▶ TASK GOAL
Output the line containing "Read out every word on this page." and all subsequent lines of the listing below, copied exactly, with no other lines.
**********
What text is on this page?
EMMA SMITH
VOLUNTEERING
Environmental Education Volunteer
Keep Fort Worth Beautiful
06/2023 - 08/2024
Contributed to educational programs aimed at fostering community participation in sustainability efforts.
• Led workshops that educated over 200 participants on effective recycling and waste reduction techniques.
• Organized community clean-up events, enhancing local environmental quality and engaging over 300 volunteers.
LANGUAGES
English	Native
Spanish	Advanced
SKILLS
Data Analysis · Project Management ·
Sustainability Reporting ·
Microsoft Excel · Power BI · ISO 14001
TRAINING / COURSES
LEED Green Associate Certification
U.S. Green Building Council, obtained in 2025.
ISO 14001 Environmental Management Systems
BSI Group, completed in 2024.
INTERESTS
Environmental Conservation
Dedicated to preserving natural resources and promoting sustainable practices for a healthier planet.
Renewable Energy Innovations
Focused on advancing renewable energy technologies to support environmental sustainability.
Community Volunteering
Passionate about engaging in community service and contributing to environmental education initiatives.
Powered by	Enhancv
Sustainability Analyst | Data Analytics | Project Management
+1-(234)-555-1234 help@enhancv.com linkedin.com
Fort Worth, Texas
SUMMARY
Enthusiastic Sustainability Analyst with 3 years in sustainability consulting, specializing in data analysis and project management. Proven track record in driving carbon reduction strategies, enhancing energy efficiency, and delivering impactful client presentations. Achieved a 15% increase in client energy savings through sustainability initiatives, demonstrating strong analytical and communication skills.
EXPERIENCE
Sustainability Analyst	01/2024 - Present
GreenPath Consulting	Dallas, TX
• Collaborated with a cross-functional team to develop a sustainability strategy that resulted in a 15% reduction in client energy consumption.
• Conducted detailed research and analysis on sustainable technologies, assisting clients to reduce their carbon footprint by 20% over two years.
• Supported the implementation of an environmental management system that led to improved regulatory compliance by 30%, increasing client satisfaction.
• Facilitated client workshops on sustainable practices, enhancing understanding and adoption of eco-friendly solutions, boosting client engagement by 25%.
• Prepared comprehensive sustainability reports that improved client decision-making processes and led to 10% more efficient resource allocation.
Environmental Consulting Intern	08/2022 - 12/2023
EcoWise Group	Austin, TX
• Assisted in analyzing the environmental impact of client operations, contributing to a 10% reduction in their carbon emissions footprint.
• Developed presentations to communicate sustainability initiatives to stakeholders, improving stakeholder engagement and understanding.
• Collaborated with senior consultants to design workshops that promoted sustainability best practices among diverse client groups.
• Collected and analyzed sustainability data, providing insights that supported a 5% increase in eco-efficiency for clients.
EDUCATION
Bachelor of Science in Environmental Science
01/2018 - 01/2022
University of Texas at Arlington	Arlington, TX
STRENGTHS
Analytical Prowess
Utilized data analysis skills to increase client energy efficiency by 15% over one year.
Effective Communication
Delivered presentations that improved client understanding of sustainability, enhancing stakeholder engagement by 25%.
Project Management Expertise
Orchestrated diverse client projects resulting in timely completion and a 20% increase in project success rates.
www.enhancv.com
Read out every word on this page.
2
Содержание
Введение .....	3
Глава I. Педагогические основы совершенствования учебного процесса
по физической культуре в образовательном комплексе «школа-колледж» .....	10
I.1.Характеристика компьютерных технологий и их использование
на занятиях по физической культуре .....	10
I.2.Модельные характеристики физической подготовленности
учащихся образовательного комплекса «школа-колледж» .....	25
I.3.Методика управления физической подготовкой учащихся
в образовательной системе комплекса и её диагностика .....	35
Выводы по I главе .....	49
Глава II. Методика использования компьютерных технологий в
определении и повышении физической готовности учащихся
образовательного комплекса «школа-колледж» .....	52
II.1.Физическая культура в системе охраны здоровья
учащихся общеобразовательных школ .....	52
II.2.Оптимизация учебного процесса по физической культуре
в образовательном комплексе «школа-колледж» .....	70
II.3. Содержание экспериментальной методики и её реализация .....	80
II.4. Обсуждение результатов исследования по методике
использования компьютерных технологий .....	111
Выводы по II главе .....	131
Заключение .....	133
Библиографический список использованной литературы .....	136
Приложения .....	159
**********
▶ TASK OUTPUT
Read out every word on this page.
2
Содержание
Введение .....	3
Глава I. Педагогические основы совершенствования учебного процесса
по физической культуре в образовательном комплексе «школа-колледж» .....	10
I.1.Характеристика компьютерных технологий и их использование
на занятиях по физической культуре .....	10
I.2.Модельные характеристики физической подготовленности
учащихся образовательного комплекса «школа-колледж» .....	25
I.3.Методика управления физической подготовкой учащихся
в образовательной системе комплекса и её диагностика .....	35
Выводы по I главе .....	49
Глава II. Методика использования компьютерных технологий в
определении и повышении физической готовности учащихся
образовательного комплекса «школа-колледж» .....	52
II.1.Физическая культура в системе охраны здоровья
учащихся общеобразовательных школ .....	52
II.2.Оптимизация учебного процесса по физической культуре
в образовательном комплексе «школа-колледж» .....	70
II.3. Содержание экспериментальной методики и её реализация .....	80
II.4. Обсуждение результатов исследования по методике
использования компьютерных технологий .....	111
Выводы по II главе .....	131
Заключение .....	133
Библиографический список использованной литературы .....	136
Приложения .....	159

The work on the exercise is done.